# [WHAT THE TASK REQUIRES]
Skip the pictures. Reproduce all other material exactly.

# [THE INPUT]
_ _ _ _

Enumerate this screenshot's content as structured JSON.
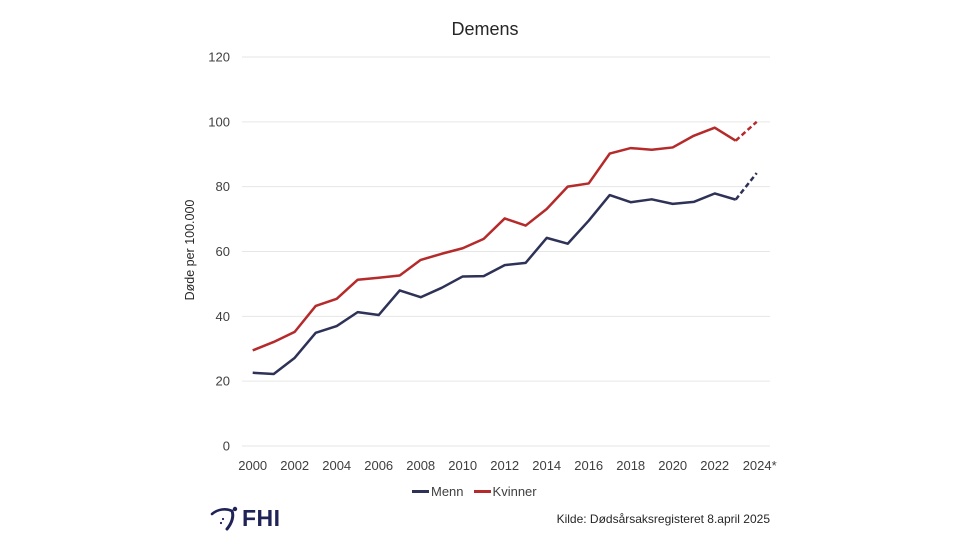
{
  "chart_data": {
    "type": "line",
    "title": "Demens",
    "xlabel": "",
    "ylabel": "Døde per 100.000",
    "x": [
      2000,
      2001,
      2002,
      2003,
      2004,
      2005,
      2006,
      2007,
      2008,
      2009,
      2010,
      2011,
      2012,
      2013,
      2014,
      2015,
      2016,
      2017,
      2018,
      2019,
      2020,
      2021,
      2022,
      2023,
      2024
    ],
    "x_tick_labels": [
      "2000",
      "2002",
      "2004",
      "2006",
      "2008",
      "2010",
      "2012",
      "2014",
      "2016",
      "2018",
      "2020",
      "2022",
      "2024*"
    ],
    "x_tick_values": [
      2000,
      2002,
      2004,
      2006,
      2008,
      2010,
      2012,
      2014,
      2016,
      2018,
      2020,
      2022,
      2024
    ],
    "ylim": [
      0,
      120
    ],
    "y_ticks": [
      0,
      20,
      40,
      60,
      80,
      100,
      120
    ],
    "y_tick_labels": [
      "0",
      "20",
      "40",
      "60",
      "80",
      "100",
      "120"
    ],
    "grid": true,
    "legend_position": "bottom",
    "dashed_from": 2023,
    "series": [
      {
        "name": "Menn",
        "color": "#2e3257",
        "values": [
          22.6,
          22.2,
          27.2,
          34.9,
          37.0,
          41.3,
          40.4,
          48.0,
          45.9,
          48.8,
          52.3,
          52.4,
          55.8,
          56.5,
          64.2,
          62.4,
          69.5,
          77.4,
          75.2,
          76.1,
          74.7,
          75.3,
          77.9,
          76.0,
          84.2
        ]
      },
      {
        "name": "Kvinner",
        "color": "#b52a2a",
        "values": [
          29.5,
          32.1,
          35.2,
          43.2,
          45.4,
          51.3,
          51.9,
          52.6,
          57.4,
          59.3,
          61.0,
          63.9,
          70.2,
          68.0,
          73.1,
          80.0,
          81.0,
          90.2,
          91.9,
          91.4,
          92.1,
          95.7,
          98.2,
          94.2,
          100.0
        ]
      }
    ]
  },
  "footer": {
    "logo_text": "FHI",
    "source": "Kilde: Dødsårsaksregisteret 8.april 2025"
  },
  "colors": {
    "grid": "#e6e6e6",
    "logo": "#1f2356"
  }
}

_ _ _ _

# [WRITTEN RESPONSE]
Enumerate this screenshot's content as structured JSON.
{
  "chart_data": {
    "type": "line",
    "title": "Demens",
    "xlabel": "",
    "ylabel": "Døde per 100.000",
    "x": [
      2000,
      2001,
      2002,
      2003,
      2004,
      2005,
      2006,
      2007,
      2008,
      2009,
      2010,
      2011,
      2012,
      2013,
      2014,
      2015,
      2016,
      2017,
      2018,
      2019,
      2020,
      2021,
      2022,
      2023,
      2024
    ],
    "x_tick_labels": [
      "2000",
      "2002",
      "2004",
      "2006",
      "2008",
      "2010",
      "2012",
      "2014",
      "2016",
      "2018",
      "2020",
      "2022",
      "2024*"
    ],
    "x_tick_values": [
      2000,
      2002,
      2004,
      2006,
      2008,
      2010,
      2012,
      2014,
      2016,
      2018,
      2020,
      2022,
      2024
    ],
    "ylim": [
      0,
      120
    ],
    "y_ticks": [
      0,
      20,
      40,
      60,
      80,
      100,
      120
    ],
    "y_tick_labels": [
      "0",
      "20",
      "40",
      "60",
      "80",
      "100",
      "120"
    ],
    "grid": true,
    "legend_position": "bottom",
    "dashed_from": 2023,
    "series": [
      {
        "name": "Menn",
        "color": "#2e3257",
        "values": [
          22.6,
          22.2,
          27.2,
          34.9,
          37.0,
          41.3,
          40.4,
          48.0,
          45.9,
          48.8,
          52.3,
          52.4,
          55.8,
          56.5,
          64.2,
          62.4,
          69.5,
          77.4,
          75.2,
          76.1,
          74.7,
          75.3,
          77.9,
          76.0,
          84.2
        ]
      },
      {
        "name": "Kvinner",
        "color": "#b52a2a",
        "values": [
          29.5,
          32.1,
          35.2,
          43.2,
          45.4,
          51.3,
          51.9,
          52.6,
          57.4,
          59.3,
          61.0,
          63.9,
          70.2,
          68.0,
          73.1,
          80.0,
          81.0,
          90.2,
          91.9,
          91.4,
          92.1,
          95.7,
          98.2,
          94.2,
          100.0
        ]
      }
    ]
  },
  "footer": {
    "logo_text": "FHI",
    "source": "Kilde: Dødsårsaksregisteret 8.april 2025"
  },
  "colors": {
    "grid": "#e6e6e6",
    "logo": "#1f2356"
  }
}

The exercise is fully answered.